[Paper] Exploring Definitions of Quality and Diversity in Sonic Measurement Spaces
Source: arXiv - 2512.02783v1
Overview
The paper investigates how to let evolutionary algorithms automatically discover a wide variety of high‑quality sounds without relying on hand‑crafted audio descriptors or supervised classifiers. By using unsupervised dimensionality‑reduction (PCA and autoencoders) to build and continuously reshape the “behaviour space” that guides Quality‑Diversity (QD) search, the authors show that a system can explore far richer sonic territories while staying unbiased toward any pre‑selected sound families.
Key Contributions
- Unsupervised behaviour‑space construction: Demonstrates that PCA and deep autoencoders can turn raw audio feature vectors into compact, structured maps suitable for MAP‑Elites without any human‑defined descriptors.
- Dynamic reconfiguration: Introduces a simple schedule that periodically retrains the dimensionality‑reduction model, keeping the behaviour space aligned with the evolving population and preventing premature convergence.
- Empirical comparison: Benchmarks handcrafted, static behaviour spaces against the proposed automatic approaches across two distinct synthesis scenarios, showing a statistically significant boost in diversity.
- Practical recommendation: Finds that linear PCA, despite its simplicity, outperforms deeper autoencoders in this context, offering a low‑cost, high‑impact tool for sound‑design pipelines.

● **Provided data**
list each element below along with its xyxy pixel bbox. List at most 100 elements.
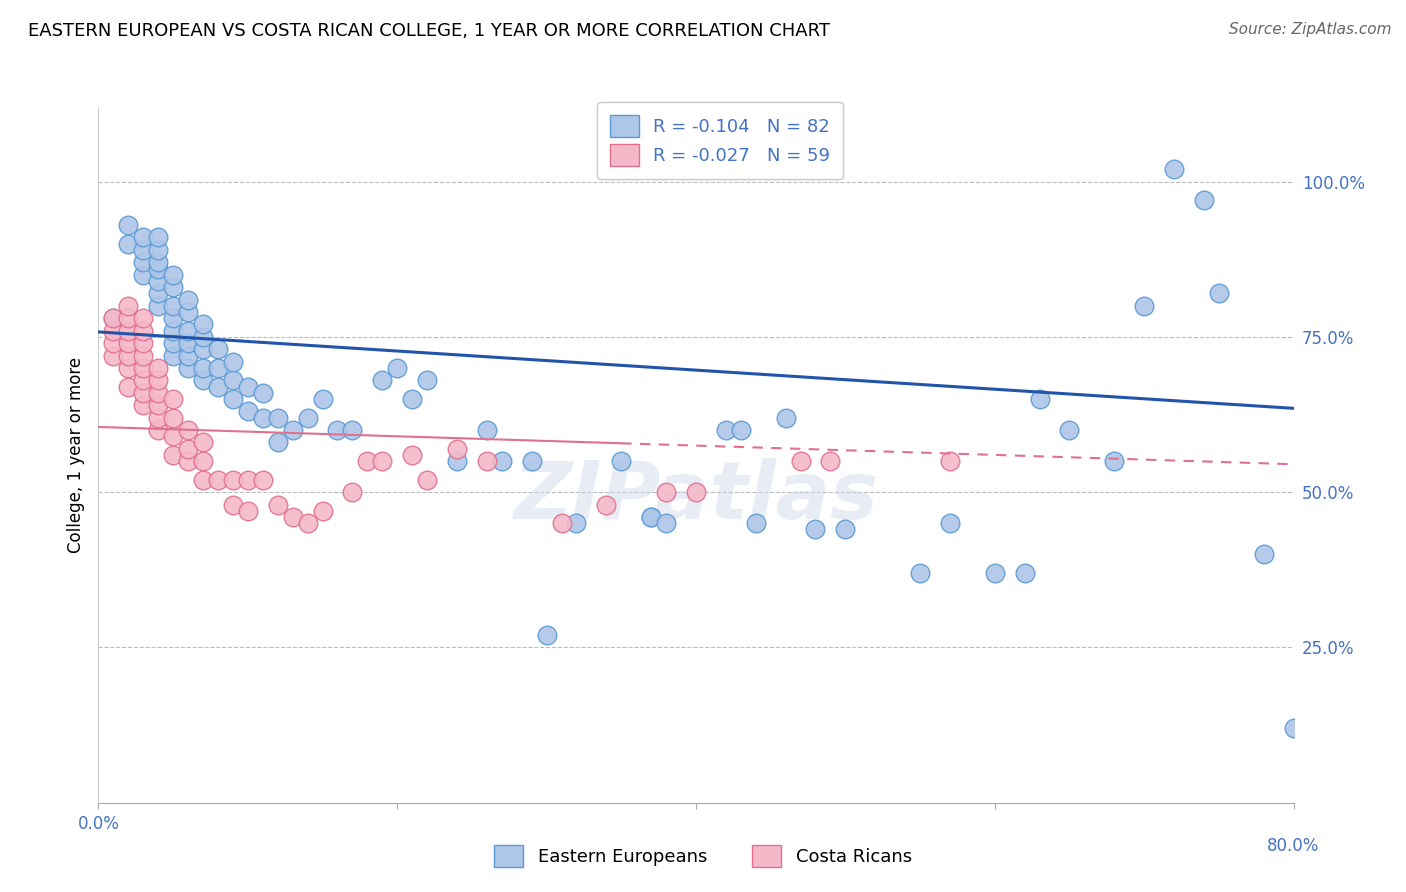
Point — [117, 379, 139, 393]
Text: EASTERN EUROPEAN VS COSTA RICAN COLLEGE, 1 YEAR OR MORE CORRELATION CHART: EASTERN EUROPEAN VS COSTA RICAN COLLEGE,… — [28, 22, 830, 40]
Point — [132, 324, 155, 338]
Point — [236, 473, 259, 487]
Point — [416, 373, 439, 387]
Point — [148, 261, 170, 276]
Point — [162, 448, 184, 462]
Point — [908, 566, 931, 580]
Point — [1104, 454, 1126, 468]
Point — [222, 392, 245, 406]
Point — [222, 355, 245, 369]
Point — [148, 286, 170, 301]
Point — [148, 299, 170, 313]
Point — [281, 510, 304, 524]
Point — [267, 435, 290, 450]
Point — [342, 485, 364, 500]
Point — [177, 305, 200, 319]
Point — [148, 361, 170, 376]
Point — [640, 510, 662, 524]
Point — [1282, 721, 1305, 735]
Point — [356, 454, 378, 468]
Point — [820, 454, 842, 468]
Point — [117, 311, 139, 326]
Point — [162, 336, 184, 351]
Point — [177, 336, 200, 351]
Text: ZIPatlas: ZIPatlas — [513, 458, 879, 536]
Point — [103, 349, 125, 363]
Point — [1014, 566, 1036, 580]
Legend: Eastern Europeans, Costa Ricans: Eastern Europeans, Costa Ricans — [486, 838, 920, 874]
Point — [148, 385, 170, 400]
Point — [162, 349, 184, 363]
Point — [148, 423, 170, 437]
Point — [177, 454, 200, 468]
Point — [132, 361, 155, 376]
Point — [267, 498, 290, 512]
Point — [297, 410, 319, 425]
Point — [1192, 193, 1215, 207]
Text: 80.0%: 80.0% — [1267, 837, 1320, 855]
Point — [191, 435, 214, 450]
Point — [311, 504, 333, 518]
Point — [132, 373, 155, 387]
Point — [117, 218, 139, 232]
Point — [207, 361, 229, 376]
Point — [655, 516, 678, 531]
Point — [103, 336, 125, 351]
Point — [446, 442, 468, 456]
Point — [1163, 162, 1185, 177]
Point — [132, 398, 155, 412]
Point — [416, 473, 439, 487]
Y-axis label: College, 1 year or more: College, 1 year or more — [67, 357, 86, 553]
Point — [446, 454, 468, 468]
Point — [730, 423, 752, 437]
Point — [148, 243, 170, 257]
Point — [148, 274, 170, 288]
Point — [117, 299, 139, 313]
Point — [297, 516, 319, 531]
Point — [640, 510, 662, 524]
Point — [162, 324, 184, 338]
Point — [191, 361, 214, 376]
Point — [132, 230, 155, 244]
Point — [177, 442, 200, 456]
Point — [745, 516, 768, 531]
Point — [491, 454, 513, 468]
Point — [162, 429, 184, 443]
Point — [207, 343, 229, 357]
Point — [714, 423, 737, 437]
Point — [1028, 392, 1050, 406]
Point — [685, 485, 707, 500]
Point — [789, 454, 811, 468]
Point — [252, 385, 274, 400]
Point — [834, 523, 856, 537]
Point — [236, 504, 259, 518]
Point — [595, 498, 617, 512]
Text: Source: ZipAtlas.com: Source: ZipAtlas.com — [1229, 22, 1392, 37]
Point — [939, 454, 962, 468]
Point — [162, 311, 184, 326]
Point — [267, 410, 290, 425]
Point — [207, 379, 229, 393]
Point — [117, 324, 139, 338]
Point — [401, 392, 423, 406]
Point — [222, 473, 245, 487]
Point — [236, 379, 259, 393]
Point — [148, 373, 170, 387]
Point — [222, 498, 245, 512]
Point — [177, 324, 200, 338]
Point — [132, 268, 155, 282]
Point — [132, 349, 155, 363]
Point — [775, 410, 797, 425]
Point — [252, 410, 274, 425]
Point — [939, 516, 962, 531]
Point — [520, 454, 543, 468]
Point — [162, 280, 184, 294]
Point — [132, 385, 155, 400]
Point — [1208, 286, 1230, 301]
Point — [177, 423, 200, 437]
Point — [550, 516, 572, 531]
Point — [311, 392, 333, 406]
Point — [236, 404, 259, 418]
Point — [371, 454, 394, 468]
Point — [281, 423, 304, 437]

● **What you will do**
Rewrite the stretch of the paper summary from "Key Contributions" through "any human‑defined descriptors.", putting "condensed" wherever "compact" appears. The listing is separate material and has no connection to the paper summary.

● **Solved problem**
Key Contributions
- Unsupervised behaviour‑space construction: Demonstrates that PCA and deep autoencoders can turn raw audio feature vectors into condensed, structured maps suitable for MAP‑Elites without any human‑defined descriptors.